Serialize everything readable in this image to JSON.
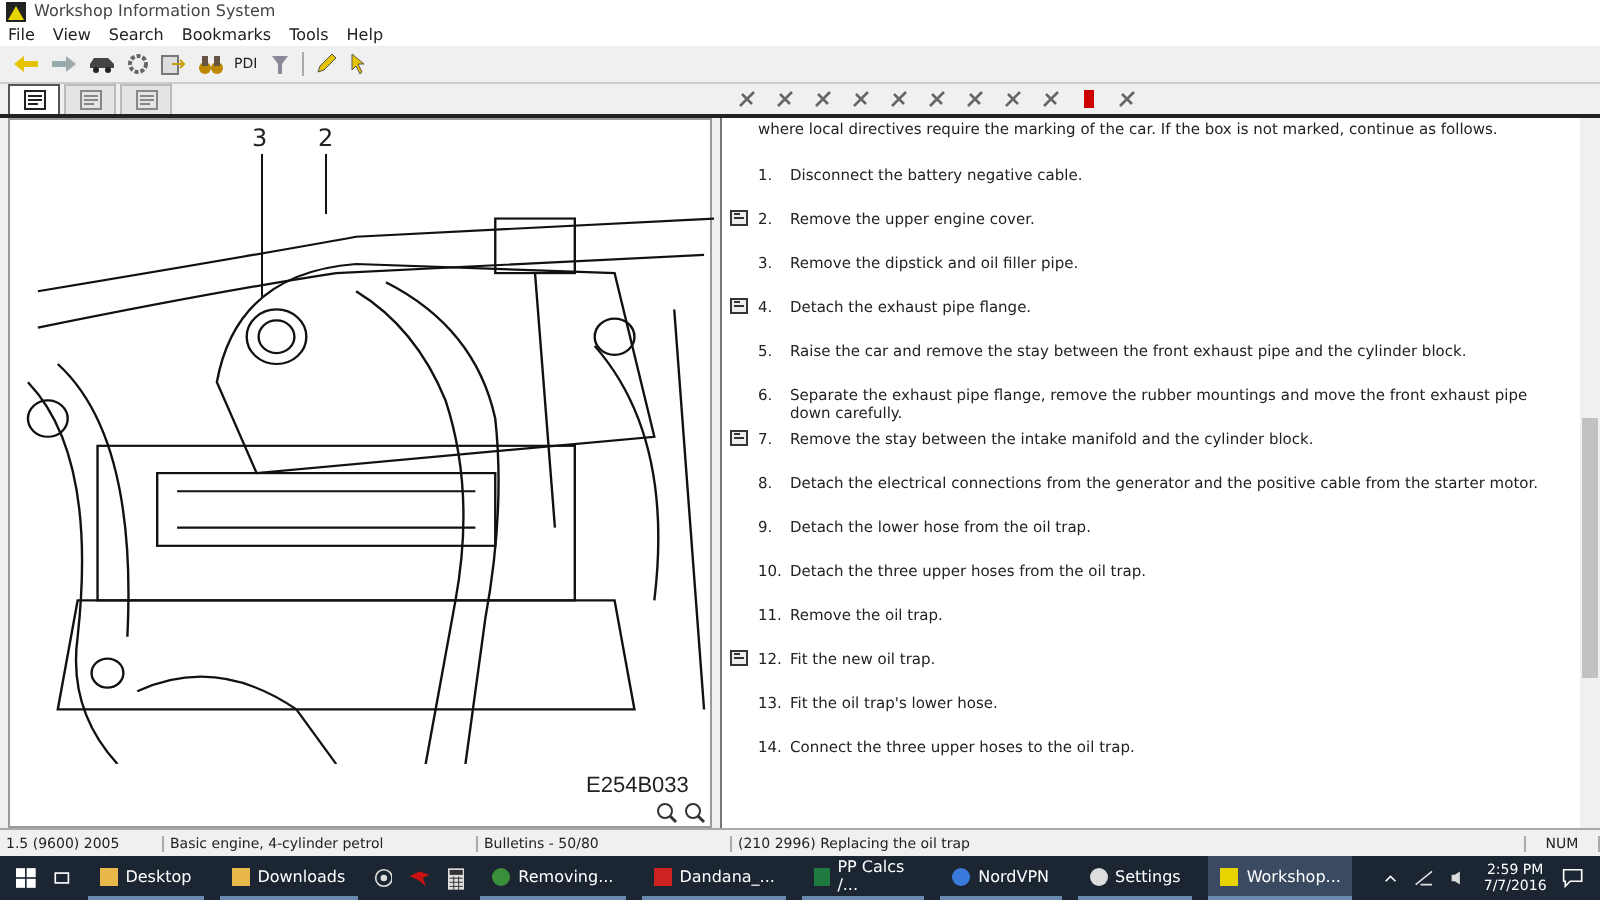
{
  "window": {
    "title": "Workshop Information System"
  },
  "menu": [
    "File",
    "View",
    "Search",
    "Bookmarks",
    "Tools",
    "Help"
  ],
  "toolbar": {
    "pdi_label": "PDI"
  },
  "tabs": [
    {
      "selected": true
    },
    {
      "selected": false
    },
    {
      "selected": false
    }
  ],
  "figure": {
    "callouts": [
      "3",
      "2"
    ],
    "code": "E254B033"
  },
  "document": {
    "intro": "where local directives require the marking of the car. If the box is not marked, continue as follows.",
    "steps": [
      {
        "num": "1.",
        "text": "Disconnect the battery negative cable.",
        "marker": false
      },
      {
        "num": "2.",
        "text": "Remove the upper engine cover.",
        "marker": true
      },
      {
        "num": "3.",
        "text": "Remove the dipstick and oil filler pipe.",
        "marker": false
      },
      {
        "num": "4.",
        "text": "Detach the exhaust pipe flange.",
        "marker": true
      },
      {
        "num": "5.",
        "text": "Raise the car and remove the stay between the front exhaust pipe and the cylinder block.",
        "marker": false
      },
      {
        "num": "6.",
        "text": "Separate the exhaust pipe flange, remove the rubber mountings and move the front exhaust pipe down carefully.",
        "marker": false
      },
      {
        "num": "7.",
        "text": "Remove the stay between the intake manifold and the cylinder block.",
        "marker": true
      },
      {
        "num": "8.",
        "text": "Detach the electrical connections from the generator and the positive cable from the starter motor.",
        "marker": false
      },
      {
        "num": "9.",
        "text": "Detach the lower hose from the oil trap.",
        "marker": false
      },
      {
        "num": "10.",
        "text": "Detach the three upper hoses from the oil trap.",
        "marker": false
      },
      {
        "num": "11.",
        "text": "Remove the oil trap.",
        "marker": false
      },
      {
        "num": "12.",
        "text": "Fit the new oil trap.",
        "marker": true
      },
      {
        "num": "13.",
        "text": "Fit the oil trap's lower hose.",
        "marker": false
      },
      {
        "num": "14.",
        "text": "Connect the three upper hoses to the oil trap.",
        "marker": false
      }
    ]
  },
  "status_bar": [
    "1.5 (9600) 2005",
    "Basic engine, 4-cylinder petrol",
    "Bulletins - 50/80",
    "(210 2996) Replacing the oil trap",
    "NUM"
  ],
  "taskbar": {
    "apps": [
      {
        "label": "Desktop",
        "kind": "folder",
        "selected": false
      },
      {
        "label": "Downloads",
        "kind": "folder",
        "selected": false
      },
      {
        "label": "Removing...",
        "kind": "browser",
        "selected": false
      },
      {
        "label": "Dandana_...",
        "kind": "pdf",
        "selected": false
      },
      {
        "label": "PP Calcs /...",
        "kind": "sheet",
        "selected": false
      },
      {
        "label": "NordVPN",
        "kind": "vpn",
        "selected": false
      },
      {
        "label": "Settings",
        "kind": "gear",
        "selected": false
      },
      {
        "label": "Workshop...",
        "kind": "app",
        "selected": true
      }
    ],
    "time": "2:59 PM",
    "date": "7/7/2016"
  }
}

──────

_TASK DETAILS_:
Output the entries above exactly. Drop the pictures.

_WRITTEN ANSWER_:
Serialize everything readable in this image to JSON.
{
  "window": {
    "title": "Workshop Information System"
  },
  "menu": [
    "File",
    "View",
    "Search",
    "Bookmarks",
    "Tools",
    "Help"
  ],
  "toolbar": {
    "pdi_label": "PDI"
  },
  "tabs": [
    {
      "selected": true
    },
    {
      "selected": false
    },
    {
      "selected": false
    }
  ],
  "figure": {
    "callouts": [
      "3",
      "2"
    ],
    "code": "E254B033"
  },
  "document": {
    "intro": "where local directives require the marking of the car. If the box is not marked, continue as follows.",
    "steps": [
      {
        "num": "1.",
        "text": "Disconnect the battery negative cable.",
        "marker": false
      },
      {
        "num": "2.",
        "text": "Remove the upper engine cover.",
        "marker": true
      },
      {
        "num": "3.",
        "text": "Remove the dipstick and oil filler pipe.",
        "marker": false
      },
      {
        "num": "4.",
        "text": "Detach the exhaust pipe flange.",
        "marker": true
      },
      {
        "num": "5.",
        "text": "Raise the car and remove the stay between the front exhaust pipe and the cylinder block.",
        "marker": false
      },
      {
        "num": "6.",
        "text": "Separate the exhaust pipe flange, remove the rubber mountings and move the front exhaust pipe down carefully.",
        "marker": false
      },
      {
        "num": "7.",
        "text": "Remove the stay between the intake manifold and the cylinder block.",
        "marker": true
      },
      {
        "num": "8.",
        "text": "Detach the electrical connections from the generator and the positive cable from the starter motor.",
        "marker": false
      },
      {
        "num": "9.",
        "text": "Detach the lower hose from the oil trap.",
        "marker": false
      },
      {
        "num": "10.",
        "text": "Detach the three upper hoses from the oil trap.",
        "marker": false
      },
      {
        "num": "11.",
        "text": "Remove the oil trap.",
        "marker": false
      },
      {
        "num": "12.",
        "text": "Fit the new oil trap.",
        "marker": true
      },
      {
        "num": "13.",
        "text": "Fit the oil trap's lower hose.",
        "marker": false
      },
      {
        "num": "14.",
        "text": "Connect the three upper hoses to the oil trap.",
        "marker": false
      }
    ]
  },
  "status_bar": [
    "1.5 (9600) 2005",
    "Basic engine, 4-cylinder petrol",
    "Bulletins - 50/80",
    "(210 2996) Replacing the oil trap",
    "NUM"
  ],
  "taskbar": {
    "apps": [
      {
        "label": "Desktop",
        "kind": "folder",
        "selected": false
      },
      {
        "label": "Downloads",
        "kind": "folder",
        "selected": false
      },
      {
        "label": "Removing...",
        "kind": "browser",
        "selected": false
      },
      {
        "label": "Dandana_...",
        "kind": "pdf",
        "selected": false
      },
      {
        "label": "PP Calcs /...",
        "kind": "sheet",
        "selected": false
      },
      {
        "label": "NordVPN",
        "kind": "vpn",
        "selected": false
      },
      {
        "label": "Settings",
        "kind": "gear",
        "selected": false
      },
      {
        "label": "Workshop...",
        "kind": "app",
        "selected": true
      }
    ],
    "time": "2:59 PM",
    "date": "7/7/2016"
  }
}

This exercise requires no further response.